BEGIN LISTED RECORDS

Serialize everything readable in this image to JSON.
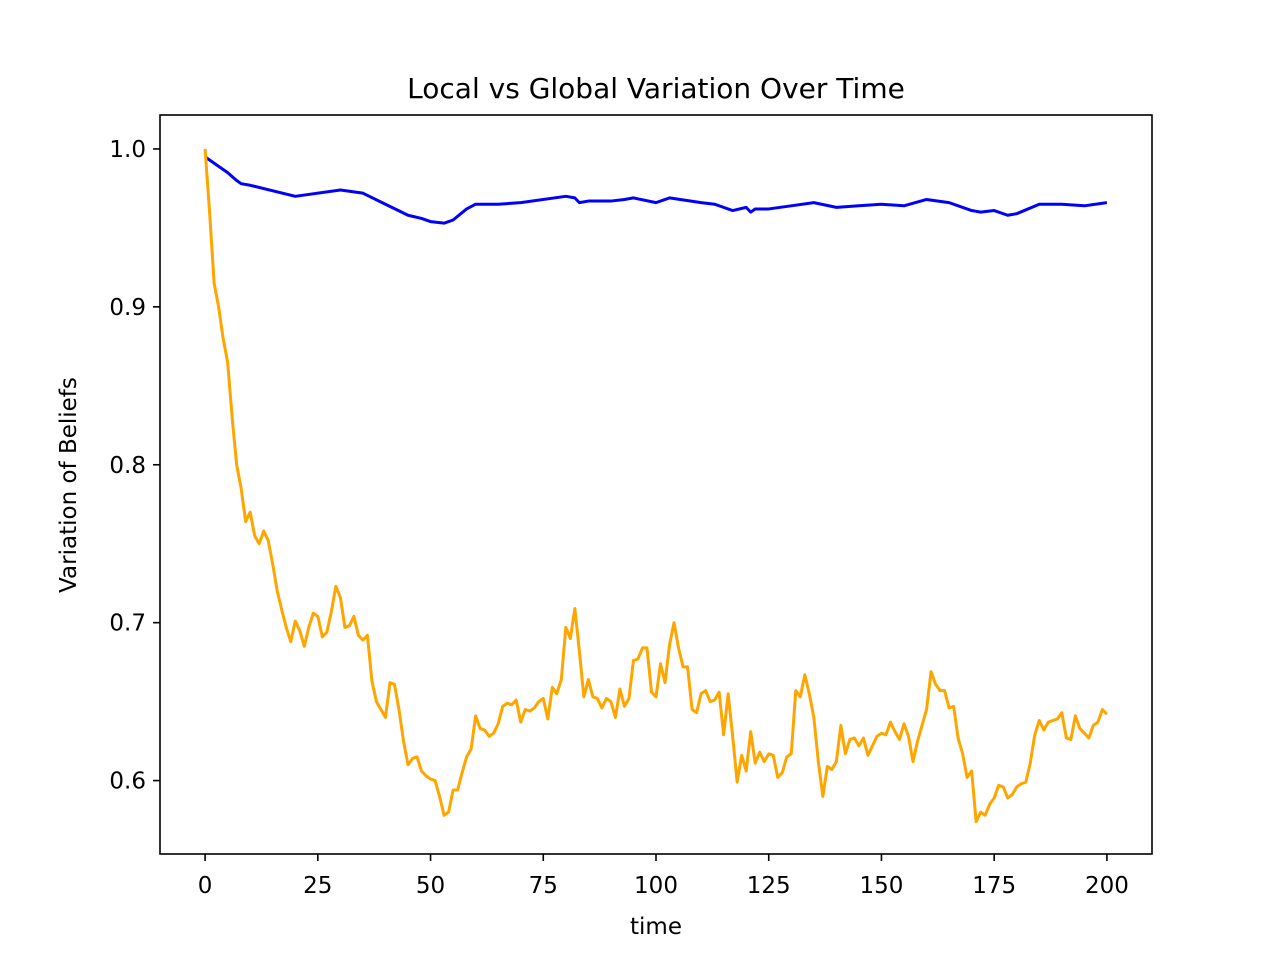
{
  "chart_data": {
    "type": "line",
    "title": "Local vs Global Variation Over Time",
    "xlabel": "time",
    "ylabel": "Variation of Beliefs",
    "xlim": [
      -10,
      210
    ],
    "ylim": [
      0.5535,
      1.0215
    ],
    "xticks": [
      0,
      25,
      50,
      75,
      100,
      125,
      150,
      175,
      200
    ],
    "yticks": [
      0.6,
      0.7,
      0.8,
      0.9,
      1.0
    ],
    "grid": false,
    "legend": "none",
    "series": [
      {
        "color": "#0000ff",
        "x": [
          0,
          5,
          7,
          8,
          10,
          20,
          30,
          35,
          40,
          45,
          48,
          50,
          53,
          55,
          58,
          60,
          65,
          70,
          80,
          82,
          83,
          85,
          90,
          93,
          95,
          100,
          103,
          110,
          113,
          115,
          117,
          120,
          121,
          122,
          125,
          130,
          135,
          140,
          145,
          150,
          155,
          160,
          165,
          170,
          172,
          175,
          178,
          180,
          185,
          190,
          195,
          200
        ],
        "y": [
          0.995,
          0.985,
          0.98,
          0.978,
          0.977,
          0.97,
          0.974,
          0.972,
          0.965,
          0.958,
          0.956,
          0.954,
          0.953,
          0.955,
          0.962,
          0.965,
          0.965,
          0.966,
          0.97,
          0.969,
          0.966,
          0.967,
          0.967,
          0.968,
          0.969,
          0.966,
          0.969,
          0.966,
          0.965,
          0.963,
          0.961,
          0.963,
          0.96,
          0.962,
          0.962,
          0.964,
          0.966,
          0.963,
          0.964,
          0.965,
          0.964,
          0.968,
          0.966,
          0.961,
          0.96,
          0.961,
          0.958,
          0.959,
          0.965,
          0.965,
          0.964,
          0.966
        ]
      },
      {
        "color": "#ffa500",
        "x": [
          0,
          1,
          2,
          3,
          4,
          5,
          6,
          7,
          8,
          9,
          10,
          11,
          12,
          13,
          14,
          15,
          16,
          17,
          18,
          19,
          20,
          21,
          22,
          23,
          24,
          25,
          26,
          27,
          28,
          29,
          30,
          31,
          32,
          33,
          34,
          35,
          36,
          37,
          38,
          39,
          40,
          41,
          42,
          43,
          44,
          45,
          46,
          47,
          48,
          49,
          50,
          51,
          52,
          53,
          54,
          55,
          56,
          57,
          58,
          59,
          60,
          61,
          62,
          63,
          64,
          65,
          66,
          67,
          68,
          69,
          70,
          71,
          72,
          73,
          74,
          75,
          76,
          77,
          78,
          79,
          80,
          81,
          82,
          83,
          84,
          85,
          86,
          87,
          88,
          89,
          90,
          91,
          92,
          93,
          94,
          95,
          96,
          97,
          98,
          99,
          100,
          101,
          102,
          103,
          104,
          105,
          106,
          107,
          108,
          109,
          110,
          111,
          112,
          113,
          114,
          115,
          116,
          117,
          118,
          119,
          120,
          121,
          122,
          123,
          124,
          125,
          126,
          127,
          128,
          129,
          130,
          131,
          132,
          133,
          134,
          135,
          136,
          137,
          138,
          139,
          140,
          141,
          142,
          143,
          144,
          145,
          146,
          147,
          148,
          149,
          150,
          151,
          152,
          153,
          154,
          155,
          156,
          157,
          158,
          159,
          160,
          161,
          162,
          163,
          164,
          165,
          166,
          167,
          168,
          169,
          170,
          171,
          172,
          173,
          174,
          175,
          176,
          177,
          178,
          179,
          180,
          181,
          182,
          183,
          184,
          185,
          186,
          187,
          188,
          189,
          190,
          191,
          192,
          193,
          194,
          195,
          196,
          197,
          198,
          199,
          200
        ],
        "y": [
          1.0,
          0.96,
          0.915,
          0.9,
          0.88,
          0.865,
          0.83,
          0.8,
          0.785,
          0.764,
          0.77,
          0.755,
          0.75,
          0.758,
          0.752,
          0.737,
          0.72,
          0.708,
          0.697,
          0.688,
          0.701,
          0.695,
          0.685,
          0.697,
          0.706,
          0.704,
          0.691,
          0.694,
          0.707,
          0.723,
          0.716,
          0.697,
          0.698,
          0.704,
          0.692,
          0.689,
          0.692,
          0.663,
          0.65,
          0.645,
          0.64,
          0.662,
          0.661,
          0.645,
          0.625,
          0.61,
          0.614,
          0.615,
          0.606,
          0.603,
          0.601,
          0.6,
          0.59,
          0.578,
          0.58,
          0.594,
          0.594,
          0.605,
          0.615,
          0.62,
          0.641,
          0.633,
          0.632,
          0.628,
          0.63,
          0.636,
          0.647,
          0.649,
          0.648,
          0.651,
          0.637,
          0.645,
          0.644,
          0.646,
          0.65,
          0.652,
          0.639,
          0.659,
          0.655,
          0.664,
          0.697,
          0.69,
          0.709,
          0.682,
          0.653,
          0.664,
          0.653,
          0.652,
          0.646,
          0.652,
          0.65,
          0.64,
          0.658,
          0.647,
          0.652,
          0.676,
          0.677,
          0.684,
          0.684,
          0.656,
          0.653,
          0.674,
          0.662,
          0.686,
          0.7,
          0.684,
          0.672,
          0.672,
          0.645,
          0.643,
          0.655,
          0.657,
          0.65,
          0.651,
          0.656,
          0.629,
          0.655,
          0.628,
          0.599,
          0.616,
          0.606,
          0.631,
          0.611,
          0.618,
          0.612,
          0.617,
          0.616,
          0.602,
          0.605,
          0.615,
          0.617,
          0.657,
          0.653,
          0.667,
          0.655,
          0.64,
          0.612,
          0.59,
          0.609,
          0.607,
          0.612,
          0.635,
          0.617,
          0.626,
          0.627,
          0.622,
          0.627,
          0.616,
          0.622,
          0.628,
          0.63,
          0.629,
          0.637,
          0.631,
          0.626,
          0.636,
          0.628,
          0.612,
          0.625,
          0.635,
          0.645,
          0.669,
          0.661,
          0.657,
          0.657,
          0.646,
          0.647,
          0.627,
          0.617,
          0.602,
          0.606,
          0.574,
          0.58,
          0.578,
          0.585,
          0.589,
          0.597,
          0.596,
          0.589,
          0.591,
          0.596,
          0.598,
          0.599,
          0.611,
          0.629,
          0.638,
          0.632,
          0.637,
          0.638,
          0.639,
          0.643,
          0.627,
          0.626,
          0.641,
          0.633,
          0.63,
          0.627,
          0.635,
          0.637,
          0.645,
          0.642
        ]
      }
    ]
  }
}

END LISTED RECORDS

-- PROBLEM STATEMENT --
Copy all lines from the material that contain "Variation".

-- ANSWER FOR THIS EXERCISE --
    "title": "Local vs Global Variation Over Time",
    "ylabel": "Variation of Beliefs",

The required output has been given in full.